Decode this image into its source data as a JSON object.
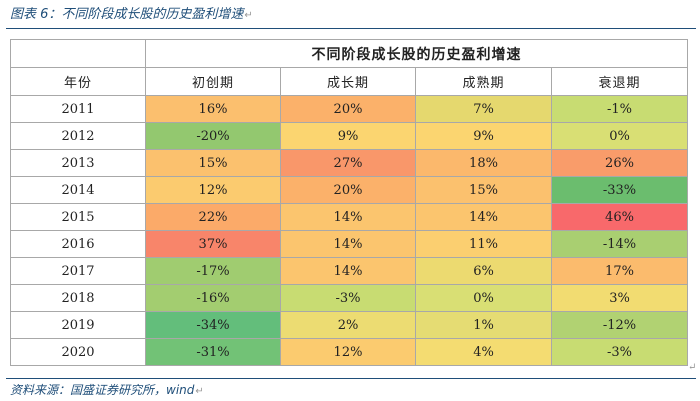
{
  "figure": {
    "title": "图表 6：不同阶段成长股的历史盈利增速",
    "source": "资料来源：国盛证券研究所，wind"
  },
  "table": {
    "group_header": "不同阶段成长股的历史盈利增速",
    "year_header": "年份",
    "columns": [
      "初创期",
      "成长期",
      "成熟期",
      "衰退期"
    ],
    "rows": [
      {
        "year": "2011",
        "cells": [
          {
            "text": "16%",
            "color": "#fbbf6e"
          },
          {
            "text": "20%",
            "color": "#fbb16a"
          },
          {
            "text": "7%",
            "color": "#e5d86e"
          },
          {
            "text": "-1%",
            "color": "#c8dc72"
          }
        ]
      },
      {
        "year": "2012",
        "cells": [
          {
            "text": "-20%",
            "color": "#93c86f"
          },
          {
            "text": "9%",
            "color": "#fbd570"
          },
          {
            "text": "9%",
            "color": "#fbd570"
          },
          {
            "text": "0%",
            "color": "#d9df74"
          }
        ]
      },
      {
        "year": "2013",
        "cells": [
          {
            "text": "15%",
            "color": "#fbc16e"
          },
          {
            "text": "27%",
            "color": "#f9976a"
          },
          {
            "text": "18%",
            "color": "#fbb86c"
          },
          {
            "text": "26%",
            "color": "#f99c6a"
          }
        ]
      },
      {
        "year": "2014",
        "cells": [
          {
            "text": "12%",
            "color": "#fbcb6f"
          },
          {
            "text": "20%",
            "color": "#fbb16a"
          },
          {
            "text": "15%",
            "color": "#fbc16e"
          },
          {
            "text": "-33%",
            "color": "#6bbd6e"
          }
        ]
      },
      {
        "year": "2015",
        "cells": [
          {
            "text": "22%",
            "color": "#fbaa69"
          },
          {
            "text": "14%",
            "color": "#fbc56e"
          },
          {
            "text": "14%",
            "color": "#fbc56e"
          },
          {
            "text": "46%",
            "color": "#f8696b"
          }
        ]
      },
      {
        "year": "2016",
        "cells": [
          {
            "text": "37%",
            "color": "#f8856a"
          },
          {
            "text": "14%",
            "color": "#fbc56e"
          },
          {
            "text": "11%",
            "color": "#fbcf70"
          },
          {
            "text": "-14%",
            "color": "#a9cf71"
          }
        ]
      },
      {
        "year": "2017",
        "cells": [
          {
            "text": "-17%",
            "color": "#a0cc70"
          },
          {
            "text": "14%",
            "color": "#fbc56e"
          },
          {
            "text": "6%",
            "color": "#ecda70"
          },
          {
            "text": "17%",
            "color": "#fbbb6d"
          }
        ]
      },
      {
        "year": "2018",
        "cells": [
          {
            "text": "-16%",
            "color": "#a3cd70"
          },
          {
            "text": "-3%",
            "color": "#c8dc72"
          },
          {
            "text": "0%",
            "color": "#d9df74"
          },
          {
            "text": "3%",
            "color": "#f2dc71"
          }
        ]
      },
      {
        "year": "2019",
        "cells": [
          {
            "text": "-34%",
            "color": "#63be7b"
          },
          {
            "text": "2%",
            "color": "#ecdc72"
          },
          {
            "text": "1%",
            "color": "#e5dc73"
          },
          {
            "text": "-12%",
            "color": "#b1d272"
          }
        ]
      },
      {
        "year": "2020",
        "cells": [
          {
            "text": "-31%",
            "color": "#72c276"
          },
          {
            "text": "12%",
            "color": "#fbcb6f"
          },
          {
            "text": "4%",
            "color": "#f4dc71"
          },
          {
            "text": "-3%",
            "color": "#c8dc72"
          }
        ]
      }
    ]
  }
}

+++

Reproduce the material word for word, minus the images.

Decode this image into its source data as a JSON object.
{
  "figure": {
    "title": "图表 6：不同阶段成长股的历史盈利增速",
    "source": "资料来源：国盛证券研究所，wind"
  },
  "table": {
    "group_header": "不同阶段成长股的历史盈利增速",
    "year_header": "年份",
    "columns": [
      "初创期",
      "成长期",
      "成熟期",
      "衰退期"
    ],
    "rows": [
      {
        "year": "2011",
        "cells": [
          {
            "text": "16%",
            "color": "#fbbf6e"
          },
          {
            "text": "20%",
            "color": "#fbb16a"
          },
          {
            "text": "7%",
            "color": "#e5d86e"
          },
          {
            "text": "-1%",
            "color": "#c8dc72"
          }
        ]
      },
      {
        "year": "2012",
        "cells": [
          {
            "text": "-20%",
            "color": "#93c86f"
          },
          {
            "text": "9%",
            "color": "#fbd570"
          },
          {
            "text": "9%",
            "color": "#fbd570"
          },
          {
            "text": "0%",
            "color": "#d9df74"
          }
        ]
      },
      {
        "year": "2013",
        "cells": [
          {
            "text": "15%",
            "color": "#fbc16e"
          },
          {
            "text": "27%",
            "color": "#f9976a"
          },
          {
            "text": "18%",
            "color": "#fbb86c"
          },
          {
            "text": "26%",
            "color": "#f99c6a"
          }
        ]
      },
      {
        "year": "2014",
        "cells": [
          {
            "text": "12%",
            "color": "#fbcb6f"
          },
          {
            "text": "20%",
            "color": "#fbb16a"
          },
          {
            "text": "15%",
            "color": "#fbc16e"
          },
          {
            "text": "-33%",
            "color": "#6bbd6e"
          }
        ]
      },
      {
        "year": "2015",
        "cells": [
          {
            "text": "22%",
            "color": "#fbaa69"
          },
          {
            "text": "14%",
            "color": "#fbc56e"
          },
          {
            "text": "14%",
            "color": "#fbc56e"
          },
          {
            "text": "46%",
            "color": "#f8696b"
          }
        ]
      },
      {
        "year": "2016",
        "cells": [
          {
            "text": "37%",
            "color": "#f8856a"
          },
          {
            "text": "14%",
            "color": "#fbc56e"
          },
          {
            "text": "11%",
            "color": "#fbcf70"
          },
          {
            "text": "-14%",
            "color": "#a9cf71"
          }
        ]
      },
      {
        "year": "2017",
        "cells": [
          {
            "text": "-17%",
            "color": "#a0cc70"
          },
          {
            "text": "14%",
            "color": "#fbc56e"
          },
          {
            "text": "6%",
            "color": "#ecda70"
          },
          {
            "text": "17%",
            "color": "#fbbb6d"
          }
        ]
      },
      {
        "year": "2018",
        "cells": [
          {
            "text": "-16%",
            "color": "#a3cd70"
          },
          {
            "text": "-3%",
            "color": "#c8dc72"
          },
          {
            "text": "0%",
            "color": "#d9df74"
          },
          {
            "text": "3%",
            "color": "#f2dc71"
          }
        ]
      },
      {
        "year": "2019",
        "cells": [
          {
            "text": "-34%",
            "color": "#63be7b"
          },
          {
            "text": "2%",
            "color": "#ecdc72"
          },
          {
            "text": "1%",
            "color": "#e5dc73"
          },
          {
            "text": "-12%",
            "color": "#b1d272"
          }
        ]
      },
      {
        "year": "2020",
        "cells": [
          {
            "text": "-31%",
            "color": "#72c276"
          },
          {
            "text": "12%",
            "color": "#fbcb6f"
          },
          {
            "text": "4%",
            "color": "#f4dc71"
          },
          {
            "text": "-3%",
            "color": "#c8dc72"
          }
        ]
      }
    ]
  }
}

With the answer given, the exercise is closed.